===== EXCERPT

Largest hydropower producers are the state-owned companies Fortum and Kemijoki and the industry-owned Pohjolan Voima. The largest producer of wind power in Finland is the Hyötytuuli corporation, owned by the energy companies of various cities. Hyötytuuli produces about one third of wind power in Finland. The rest is produced by a large number of companies in relatively small power plants. Finland is a growing producer of RES related technology. The volume of trade of all energy technology to and from Finland is shown in Figure 4. RES technologies hold a significant share of this trade.

The largest producers of RE technology in Finland include

Smaller companies that produce energy-related clean technology include Aidon, Bearing Drive Finland, DGT Direct Granulation Technology, EcoSir, Finnish Electric Vehicle technologies, Greenvironment, Modilis, Primet, Puhdas Energia and The Switch.

Energy efficiency in Finland is advanced by the state-owned company Motiva. Public funding for the development of new technologies is primarily distributed by the Finnish Funding Agency for Technology and Innovation Tekes.

==========
===== RECORD LIST

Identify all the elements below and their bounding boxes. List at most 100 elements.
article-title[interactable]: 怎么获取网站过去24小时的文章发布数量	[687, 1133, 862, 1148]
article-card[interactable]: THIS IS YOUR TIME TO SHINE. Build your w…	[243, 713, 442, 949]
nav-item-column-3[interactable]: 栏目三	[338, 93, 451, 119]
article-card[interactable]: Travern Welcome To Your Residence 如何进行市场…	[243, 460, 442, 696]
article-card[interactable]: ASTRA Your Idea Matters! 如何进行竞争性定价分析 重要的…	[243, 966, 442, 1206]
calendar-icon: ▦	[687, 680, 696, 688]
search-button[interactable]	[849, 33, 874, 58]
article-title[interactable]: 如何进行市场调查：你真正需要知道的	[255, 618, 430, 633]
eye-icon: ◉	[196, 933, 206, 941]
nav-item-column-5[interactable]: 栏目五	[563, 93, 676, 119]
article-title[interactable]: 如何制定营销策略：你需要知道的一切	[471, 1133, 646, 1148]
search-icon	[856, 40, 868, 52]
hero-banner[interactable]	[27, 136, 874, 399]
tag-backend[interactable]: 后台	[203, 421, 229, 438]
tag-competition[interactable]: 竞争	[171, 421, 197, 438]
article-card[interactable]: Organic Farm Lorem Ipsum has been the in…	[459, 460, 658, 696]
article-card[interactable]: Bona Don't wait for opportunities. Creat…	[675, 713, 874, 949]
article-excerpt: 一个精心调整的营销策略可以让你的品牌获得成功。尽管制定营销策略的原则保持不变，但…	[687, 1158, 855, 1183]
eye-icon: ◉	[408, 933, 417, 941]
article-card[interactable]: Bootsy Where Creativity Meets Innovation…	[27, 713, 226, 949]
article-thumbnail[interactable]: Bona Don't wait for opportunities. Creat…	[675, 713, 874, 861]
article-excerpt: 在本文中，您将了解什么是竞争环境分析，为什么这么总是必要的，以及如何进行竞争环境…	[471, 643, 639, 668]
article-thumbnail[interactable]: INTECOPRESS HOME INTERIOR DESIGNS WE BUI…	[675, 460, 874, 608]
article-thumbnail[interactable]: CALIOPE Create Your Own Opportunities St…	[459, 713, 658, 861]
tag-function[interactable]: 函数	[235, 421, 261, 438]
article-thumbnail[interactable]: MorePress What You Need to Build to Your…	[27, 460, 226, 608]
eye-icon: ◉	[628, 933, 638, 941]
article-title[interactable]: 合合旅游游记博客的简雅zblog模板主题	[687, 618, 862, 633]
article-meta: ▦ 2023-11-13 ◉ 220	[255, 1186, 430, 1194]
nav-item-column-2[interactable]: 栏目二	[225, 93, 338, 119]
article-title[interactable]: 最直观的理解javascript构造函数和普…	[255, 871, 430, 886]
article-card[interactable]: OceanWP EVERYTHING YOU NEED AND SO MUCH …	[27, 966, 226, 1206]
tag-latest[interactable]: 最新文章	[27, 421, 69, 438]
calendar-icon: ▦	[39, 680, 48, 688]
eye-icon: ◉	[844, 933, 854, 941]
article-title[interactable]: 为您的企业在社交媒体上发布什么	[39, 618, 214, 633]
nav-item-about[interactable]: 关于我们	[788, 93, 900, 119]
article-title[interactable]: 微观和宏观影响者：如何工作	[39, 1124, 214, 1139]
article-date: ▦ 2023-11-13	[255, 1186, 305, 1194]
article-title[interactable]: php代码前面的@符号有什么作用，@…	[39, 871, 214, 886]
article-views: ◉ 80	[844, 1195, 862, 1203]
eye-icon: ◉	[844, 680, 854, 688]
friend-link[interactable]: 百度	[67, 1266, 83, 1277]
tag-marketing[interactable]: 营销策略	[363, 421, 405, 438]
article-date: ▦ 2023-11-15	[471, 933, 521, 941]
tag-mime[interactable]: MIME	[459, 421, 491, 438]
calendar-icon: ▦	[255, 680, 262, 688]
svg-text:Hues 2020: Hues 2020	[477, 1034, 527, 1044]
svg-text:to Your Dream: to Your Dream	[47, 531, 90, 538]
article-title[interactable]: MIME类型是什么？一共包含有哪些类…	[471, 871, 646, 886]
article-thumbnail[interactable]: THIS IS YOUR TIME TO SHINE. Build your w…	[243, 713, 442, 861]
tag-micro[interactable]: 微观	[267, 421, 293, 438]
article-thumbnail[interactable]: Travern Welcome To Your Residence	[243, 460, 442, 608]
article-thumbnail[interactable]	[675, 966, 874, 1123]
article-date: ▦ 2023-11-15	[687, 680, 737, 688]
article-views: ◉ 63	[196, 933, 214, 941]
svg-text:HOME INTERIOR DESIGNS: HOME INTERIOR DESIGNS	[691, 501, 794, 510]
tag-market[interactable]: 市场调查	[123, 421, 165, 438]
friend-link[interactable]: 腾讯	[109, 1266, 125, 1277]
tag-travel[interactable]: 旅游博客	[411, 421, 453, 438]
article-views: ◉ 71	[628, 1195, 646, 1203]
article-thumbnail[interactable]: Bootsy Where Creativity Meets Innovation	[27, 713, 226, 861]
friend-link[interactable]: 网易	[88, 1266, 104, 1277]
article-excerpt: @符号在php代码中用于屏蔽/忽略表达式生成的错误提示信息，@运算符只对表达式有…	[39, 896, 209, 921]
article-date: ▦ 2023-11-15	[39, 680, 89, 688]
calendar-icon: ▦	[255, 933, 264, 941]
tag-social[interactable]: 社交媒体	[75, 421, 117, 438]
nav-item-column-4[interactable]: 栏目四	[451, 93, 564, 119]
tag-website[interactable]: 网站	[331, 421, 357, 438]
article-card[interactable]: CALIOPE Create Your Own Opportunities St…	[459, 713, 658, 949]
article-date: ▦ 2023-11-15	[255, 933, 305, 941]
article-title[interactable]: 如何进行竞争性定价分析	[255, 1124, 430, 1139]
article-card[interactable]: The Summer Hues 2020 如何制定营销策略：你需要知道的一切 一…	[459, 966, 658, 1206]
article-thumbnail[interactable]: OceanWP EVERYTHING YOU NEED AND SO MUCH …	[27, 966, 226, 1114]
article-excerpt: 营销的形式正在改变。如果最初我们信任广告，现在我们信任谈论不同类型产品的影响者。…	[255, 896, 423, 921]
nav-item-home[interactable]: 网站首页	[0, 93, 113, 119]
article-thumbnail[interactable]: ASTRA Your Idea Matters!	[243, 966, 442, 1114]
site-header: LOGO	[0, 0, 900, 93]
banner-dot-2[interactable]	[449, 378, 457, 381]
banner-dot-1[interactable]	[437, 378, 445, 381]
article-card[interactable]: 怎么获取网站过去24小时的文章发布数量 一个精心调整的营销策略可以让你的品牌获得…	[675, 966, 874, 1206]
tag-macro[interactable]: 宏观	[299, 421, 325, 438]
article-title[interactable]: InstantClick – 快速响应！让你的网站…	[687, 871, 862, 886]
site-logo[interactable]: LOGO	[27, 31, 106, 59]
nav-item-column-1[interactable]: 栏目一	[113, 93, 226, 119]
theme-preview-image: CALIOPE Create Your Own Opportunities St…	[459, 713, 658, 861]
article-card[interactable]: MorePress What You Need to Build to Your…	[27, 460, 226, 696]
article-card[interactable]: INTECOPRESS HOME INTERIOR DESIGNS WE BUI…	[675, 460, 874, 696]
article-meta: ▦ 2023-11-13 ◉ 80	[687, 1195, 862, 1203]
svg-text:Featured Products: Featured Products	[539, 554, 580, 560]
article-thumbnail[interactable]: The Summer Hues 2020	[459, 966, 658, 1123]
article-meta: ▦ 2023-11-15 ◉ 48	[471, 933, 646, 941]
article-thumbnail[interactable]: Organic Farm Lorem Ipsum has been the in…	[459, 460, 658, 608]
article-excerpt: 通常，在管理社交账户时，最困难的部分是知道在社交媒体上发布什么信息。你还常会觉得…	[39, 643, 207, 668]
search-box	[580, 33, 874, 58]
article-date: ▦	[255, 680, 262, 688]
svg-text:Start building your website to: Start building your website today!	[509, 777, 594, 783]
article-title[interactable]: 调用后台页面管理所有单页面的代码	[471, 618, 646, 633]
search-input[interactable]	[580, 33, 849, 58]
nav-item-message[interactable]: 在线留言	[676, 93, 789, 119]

==========

TASK GOAL ▸
Extend the passage on renewable energy in Finland, picking up right after its final sentence. The entries have no connection to the passage on renewable energy in Finland.

IN RESPONSE ▸
Employment

In total electricity and district heat production employed 14,000 people and oil refining and distribution 13,500 people out of the 2,500,000 people employed in Finland in 2003. Bioenergy sector employed an estimated 6000-7000 people. The total employment in the energy sector amounted to 34,000 people in 2004. These numbers include renewable and non-renewable energies as there are no separate statistics.

The major renewable energy sources, namely hydropower and bioenergy are produced in a large scale, where business models and jobs are similar to other large-scale energy production. There is additionally small scale production of renewable energy that tends to generate small enterprise and a proportionally greater amount of jobs.

For example, the Ministry of Employment the Economy has conducted a research that found that there are 368 small bioenergy companies that provide 1,667 jobs. The amount of companies and jobs has grown steadily in the past years and the growth is expected to continue given the ambitious goals for bioenergy in the national climate and energy strategy.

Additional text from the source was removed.